### The input

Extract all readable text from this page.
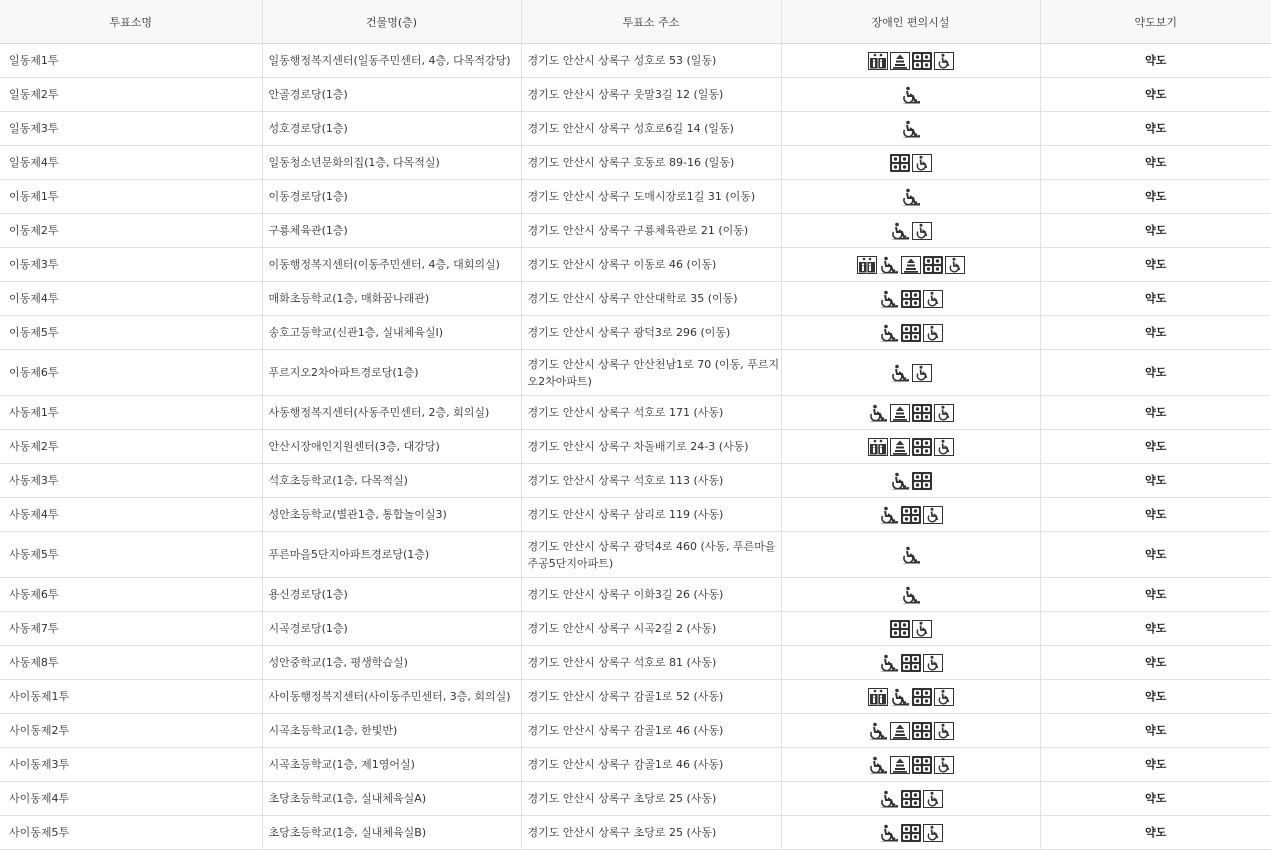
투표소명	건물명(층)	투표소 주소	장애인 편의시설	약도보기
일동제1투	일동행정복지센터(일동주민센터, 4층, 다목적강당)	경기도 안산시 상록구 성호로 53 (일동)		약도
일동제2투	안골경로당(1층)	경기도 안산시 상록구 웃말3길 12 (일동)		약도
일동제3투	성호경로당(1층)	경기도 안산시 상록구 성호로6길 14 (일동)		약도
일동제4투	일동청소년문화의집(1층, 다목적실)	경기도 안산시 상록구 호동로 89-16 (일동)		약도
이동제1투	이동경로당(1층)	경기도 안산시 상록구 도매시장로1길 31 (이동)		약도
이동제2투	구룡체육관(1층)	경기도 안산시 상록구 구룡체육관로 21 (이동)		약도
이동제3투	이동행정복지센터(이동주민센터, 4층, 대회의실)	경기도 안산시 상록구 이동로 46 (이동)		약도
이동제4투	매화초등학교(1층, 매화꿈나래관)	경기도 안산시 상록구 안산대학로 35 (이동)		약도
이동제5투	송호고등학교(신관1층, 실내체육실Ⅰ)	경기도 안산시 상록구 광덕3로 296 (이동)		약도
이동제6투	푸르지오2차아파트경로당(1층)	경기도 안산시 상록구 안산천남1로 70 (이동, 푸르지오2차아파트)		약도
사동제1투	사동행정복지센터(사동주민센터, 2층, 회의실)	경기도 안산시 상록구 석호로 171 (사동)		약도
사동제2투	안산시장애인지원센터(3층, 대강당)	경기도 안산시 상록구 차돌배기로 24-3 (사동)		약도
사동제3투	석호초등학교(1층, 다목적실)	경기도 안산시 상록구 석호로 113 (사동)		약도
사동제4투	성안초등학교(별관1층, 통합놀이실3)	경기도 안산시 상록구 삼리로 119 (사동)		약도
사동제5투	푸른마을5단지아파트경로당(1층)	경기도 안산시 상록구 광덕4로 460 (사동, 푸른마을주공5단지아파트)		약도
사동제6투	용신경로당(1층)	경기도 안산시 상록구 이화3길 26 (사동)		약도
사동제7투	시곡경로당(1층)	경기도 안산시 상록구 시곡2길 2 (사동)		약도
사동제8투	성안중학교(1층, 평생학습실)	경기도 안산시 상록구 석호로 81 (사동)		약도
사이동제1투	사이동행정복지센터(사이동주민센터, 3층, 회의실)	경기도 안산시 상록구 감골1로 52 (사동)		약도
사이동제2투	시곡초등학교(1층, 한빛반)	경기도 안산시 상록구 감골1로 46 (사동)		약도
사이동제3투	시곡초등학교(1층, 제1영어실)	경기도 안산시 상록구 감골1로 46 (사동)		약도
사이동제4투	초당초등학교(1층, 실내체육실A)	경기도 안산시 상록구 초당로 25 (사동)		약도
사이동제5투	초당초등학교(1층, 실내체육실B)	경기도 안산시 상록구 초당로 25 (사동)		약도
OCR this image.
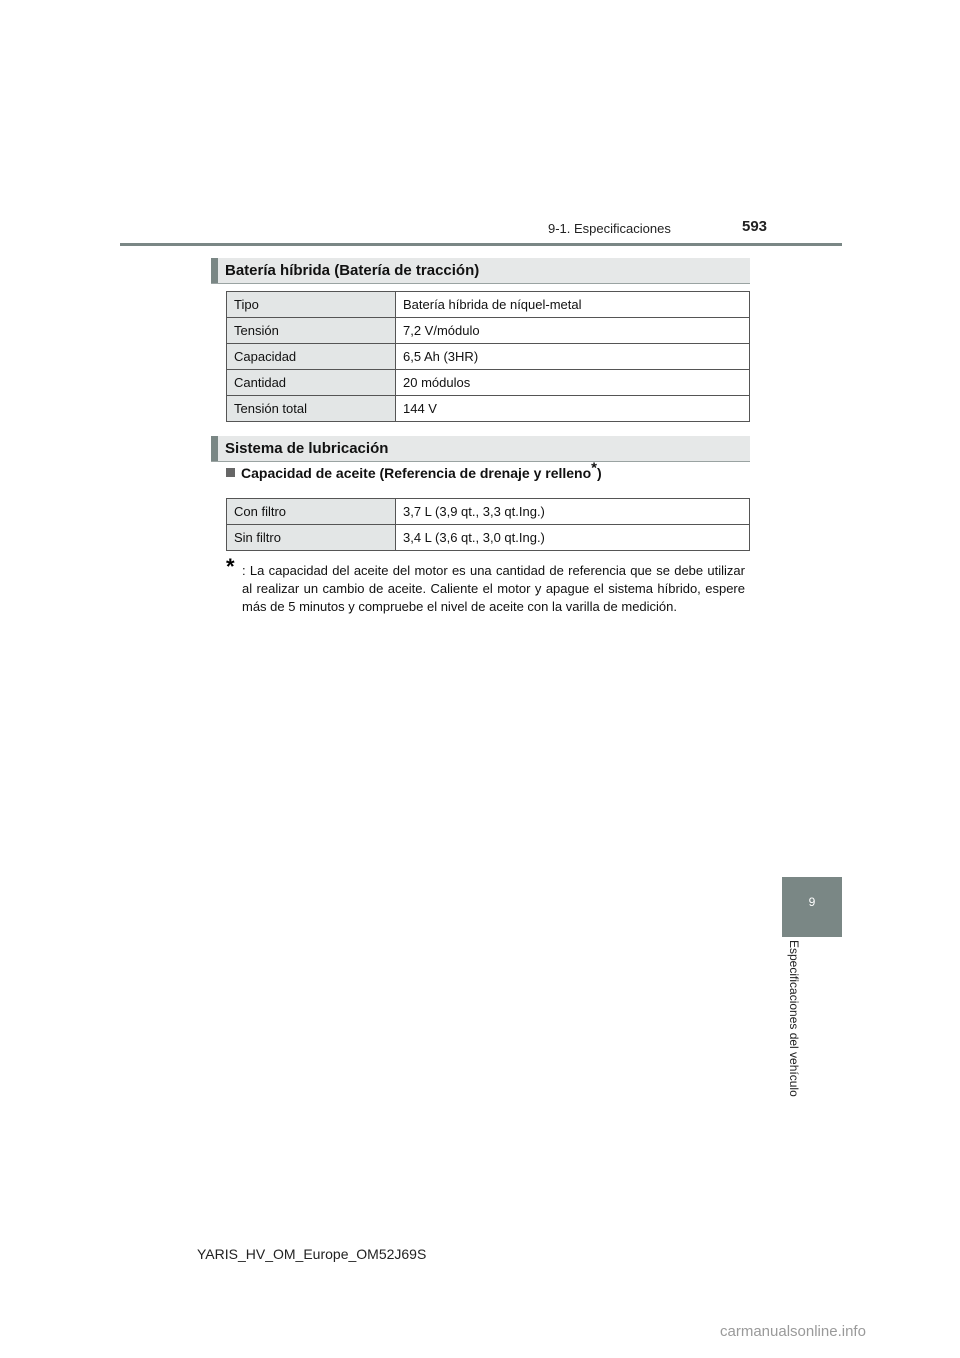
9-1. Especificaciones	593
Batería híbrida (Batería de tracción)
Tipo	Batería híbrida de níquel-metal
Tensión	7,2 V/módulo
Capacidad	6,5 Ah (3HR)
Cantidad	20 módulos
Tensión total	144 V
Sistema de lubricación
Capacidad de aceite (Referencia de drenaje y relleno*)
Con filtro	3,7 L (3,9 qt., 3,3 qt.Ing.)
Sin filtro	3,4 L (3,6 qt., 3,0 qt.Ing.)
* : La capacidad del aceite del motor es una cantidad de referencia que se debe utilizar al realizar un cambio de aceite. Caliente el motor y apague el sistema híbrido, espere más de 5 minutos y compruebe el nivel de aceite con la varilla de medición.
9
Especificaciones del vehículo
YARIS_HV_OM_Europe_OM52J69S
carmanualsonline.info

==

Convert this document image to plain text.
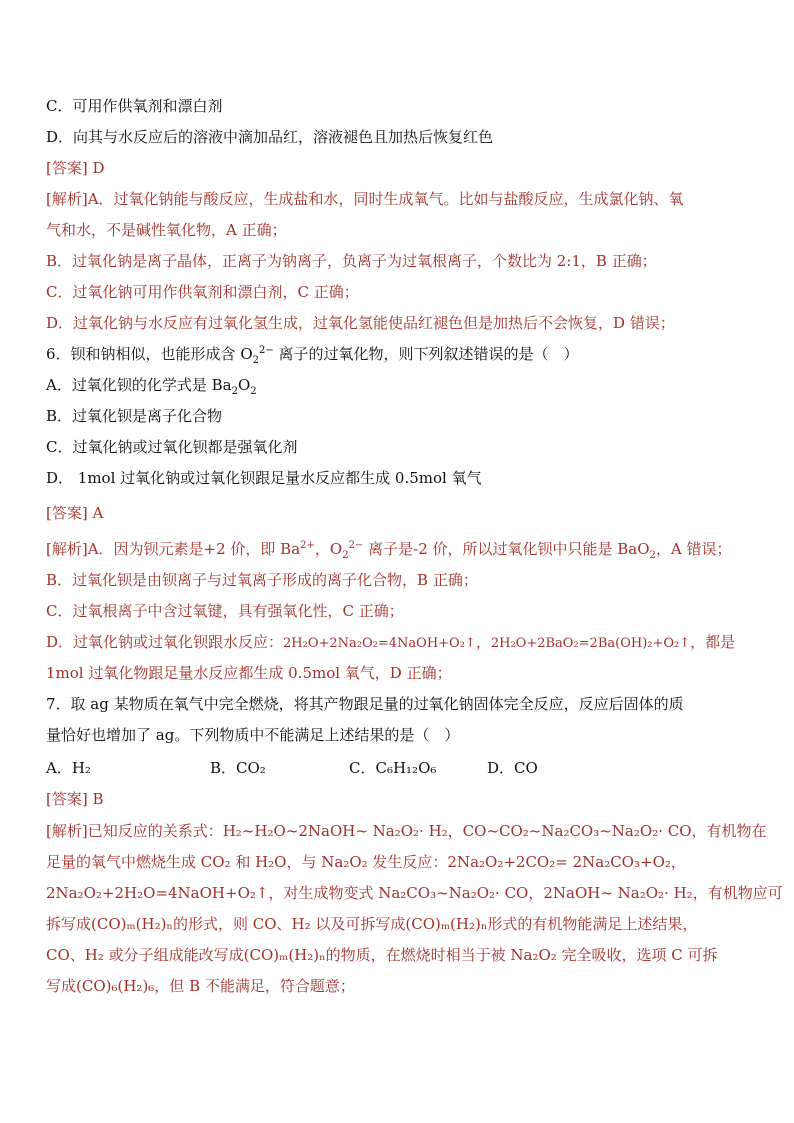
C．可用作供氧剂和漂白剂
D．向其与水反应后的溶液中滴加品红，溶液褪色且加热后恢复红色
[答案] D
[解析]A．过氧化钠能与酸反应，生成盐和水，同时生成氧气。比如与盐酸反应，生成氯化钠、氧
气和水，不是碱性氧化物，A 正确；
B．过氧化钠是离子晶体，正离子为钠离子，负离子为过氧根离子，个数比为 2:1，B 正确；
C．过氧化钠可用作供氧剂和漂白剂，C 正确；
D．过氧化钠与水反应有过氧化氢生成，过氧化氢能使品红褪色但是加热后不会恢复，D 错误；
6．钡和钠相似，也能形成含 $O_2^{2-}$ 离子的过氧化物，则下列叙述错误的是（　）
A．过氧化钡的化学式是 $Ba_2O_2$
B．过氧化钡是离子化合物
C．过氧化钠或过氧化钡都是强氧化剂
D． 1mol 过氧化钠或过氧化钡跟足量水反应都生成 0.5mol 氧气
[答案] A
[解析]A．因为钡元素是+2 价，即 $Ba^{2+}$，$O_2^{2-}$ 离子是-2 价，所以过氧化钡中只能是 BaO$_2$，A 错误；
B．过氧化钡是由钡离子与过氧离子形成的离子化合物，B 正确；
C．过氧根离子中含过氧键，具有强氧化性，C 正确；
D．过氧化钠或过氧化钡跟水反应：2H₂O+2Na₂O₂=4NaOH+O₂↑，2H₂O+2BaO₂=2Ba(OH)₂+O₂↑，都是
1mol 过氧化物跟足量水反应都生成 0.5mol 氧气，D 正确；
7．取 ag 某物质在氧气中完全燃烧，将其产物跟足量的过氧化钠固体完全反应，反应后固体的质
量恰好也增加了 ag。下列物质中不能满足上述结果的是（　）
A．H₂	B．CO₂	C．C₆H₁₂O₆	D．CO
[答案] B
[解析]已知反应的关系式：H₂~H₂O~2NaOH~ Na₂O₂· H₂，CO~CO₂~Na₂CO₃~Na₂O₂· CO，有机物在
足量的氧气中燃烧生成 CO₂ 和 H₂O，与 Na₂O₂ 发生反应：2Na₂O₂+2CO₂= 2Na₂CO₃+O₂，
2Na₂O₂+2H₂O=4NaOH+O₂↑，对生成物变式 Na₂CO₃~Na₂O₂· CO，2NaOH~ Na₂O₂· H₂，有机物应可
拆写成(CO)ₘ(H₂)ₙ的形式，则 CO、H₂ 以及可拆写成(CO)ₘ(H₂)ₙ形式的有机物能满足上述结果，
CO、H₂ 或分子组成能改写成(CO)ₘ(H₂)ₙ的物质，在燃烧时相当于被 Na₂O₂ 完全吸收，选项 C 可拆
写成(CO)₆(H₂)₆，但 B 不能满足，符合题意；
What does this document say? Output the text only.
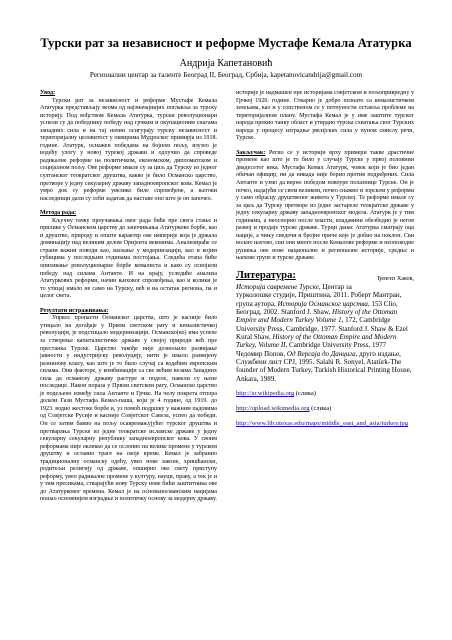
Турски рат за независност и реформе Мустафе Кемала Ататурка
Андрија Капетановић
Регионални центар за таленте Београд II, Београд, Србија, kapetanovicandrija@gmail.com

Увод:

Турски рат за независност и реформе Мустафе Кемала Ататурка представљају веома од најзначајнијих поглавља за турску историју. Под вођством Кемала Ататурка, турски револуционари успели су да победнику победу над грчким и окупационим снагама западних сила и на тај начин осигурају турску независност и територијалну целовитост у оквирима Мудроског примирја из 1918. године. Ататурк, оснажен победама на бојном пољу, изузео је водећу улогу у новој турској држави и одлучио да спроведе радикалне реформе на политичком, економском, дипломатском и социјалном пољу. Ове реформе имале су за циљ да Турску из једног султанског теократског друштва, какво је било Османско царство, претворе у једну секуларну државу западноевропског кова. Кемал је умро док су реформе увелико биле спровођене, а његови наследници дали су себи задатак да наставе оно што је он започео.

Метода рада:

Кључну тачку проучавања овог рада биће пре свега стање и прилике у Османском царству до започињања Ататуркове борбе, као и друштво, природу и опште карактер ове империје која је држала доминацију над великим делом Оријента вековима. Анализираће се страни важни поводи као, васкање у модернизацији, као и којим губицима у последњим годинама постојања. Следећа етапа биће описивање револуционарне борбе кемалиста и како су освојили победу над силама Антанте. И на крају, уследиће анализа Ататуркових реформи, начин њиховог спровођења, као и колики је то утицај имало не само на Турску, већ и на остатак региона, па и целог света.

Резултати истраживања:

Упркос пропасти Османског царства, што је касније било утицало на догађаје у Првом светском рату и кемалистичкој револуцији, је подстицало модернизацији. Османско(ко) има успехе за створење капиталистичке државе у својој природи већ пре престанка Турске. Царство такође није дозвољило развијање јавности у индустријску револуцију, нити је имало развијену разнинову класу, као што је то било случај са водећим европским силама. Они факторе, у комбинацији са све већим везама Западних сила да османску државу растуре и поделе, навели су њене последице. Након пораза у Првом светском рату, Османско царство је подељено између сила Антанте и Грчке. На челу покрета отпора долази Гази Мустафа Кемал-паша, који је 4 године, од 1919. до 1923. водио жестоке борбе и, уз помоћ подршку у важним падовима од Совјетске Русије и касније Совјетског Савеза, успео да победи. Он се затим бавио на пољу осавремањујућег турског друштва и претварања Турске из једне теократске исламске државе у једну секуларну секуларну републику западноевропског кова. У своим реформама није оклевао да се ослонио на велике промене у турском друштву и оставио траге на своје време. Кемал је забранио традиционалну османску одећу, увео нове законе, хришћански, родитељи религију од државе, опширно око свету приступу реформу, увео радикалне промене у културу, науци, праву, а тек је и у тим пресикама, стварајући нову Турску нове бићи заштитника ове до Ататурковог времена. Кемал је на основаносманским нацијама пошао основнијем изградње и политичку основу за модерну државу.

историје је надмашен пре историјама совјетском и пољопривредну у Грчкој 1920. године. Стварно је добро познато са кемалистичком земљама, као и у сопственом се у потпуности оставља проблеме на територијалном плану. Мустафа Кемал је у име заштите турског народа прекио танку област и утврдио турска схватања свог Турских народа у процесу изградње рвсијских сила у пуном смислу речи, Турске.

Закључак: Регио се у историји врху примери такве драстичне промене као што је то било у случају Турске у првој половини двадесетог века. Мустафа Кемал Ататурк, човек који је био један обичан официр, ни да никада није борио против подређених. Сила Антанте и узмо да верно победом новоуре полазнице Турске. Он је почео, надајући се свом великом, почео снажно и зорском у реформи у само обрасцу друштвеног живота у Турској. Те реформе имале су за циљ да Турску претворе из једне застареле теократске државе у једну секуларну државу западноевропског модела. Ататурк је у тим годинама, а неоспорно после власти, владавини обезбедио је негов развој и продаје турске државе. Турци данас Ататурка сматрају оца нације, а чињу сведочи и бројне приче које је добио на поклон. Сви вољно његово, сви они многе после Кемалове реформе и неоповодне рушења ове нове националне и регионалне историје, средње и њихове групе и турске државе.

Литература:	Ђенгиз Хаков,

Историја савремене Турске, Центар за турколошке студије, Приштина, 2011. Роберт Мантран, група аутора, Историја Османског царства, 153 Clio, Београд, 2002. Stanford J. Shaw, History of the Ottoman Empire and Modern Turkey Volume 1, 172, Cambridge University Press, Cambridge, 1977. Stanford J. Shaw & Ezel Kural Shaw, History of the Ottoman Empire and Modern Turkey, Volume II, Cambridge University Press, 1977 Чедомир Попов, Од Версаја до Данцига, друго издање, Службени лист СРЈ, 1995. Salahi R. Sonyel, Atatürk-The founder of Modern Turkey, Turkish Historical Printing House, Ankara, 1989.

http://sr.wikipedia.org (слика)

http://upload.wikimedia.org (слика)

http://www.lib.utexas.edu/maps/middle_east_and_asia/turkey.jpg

### What you have to do
Looking at the material above, count the lines that hold "Batería" and give the total alone.

### Task output
2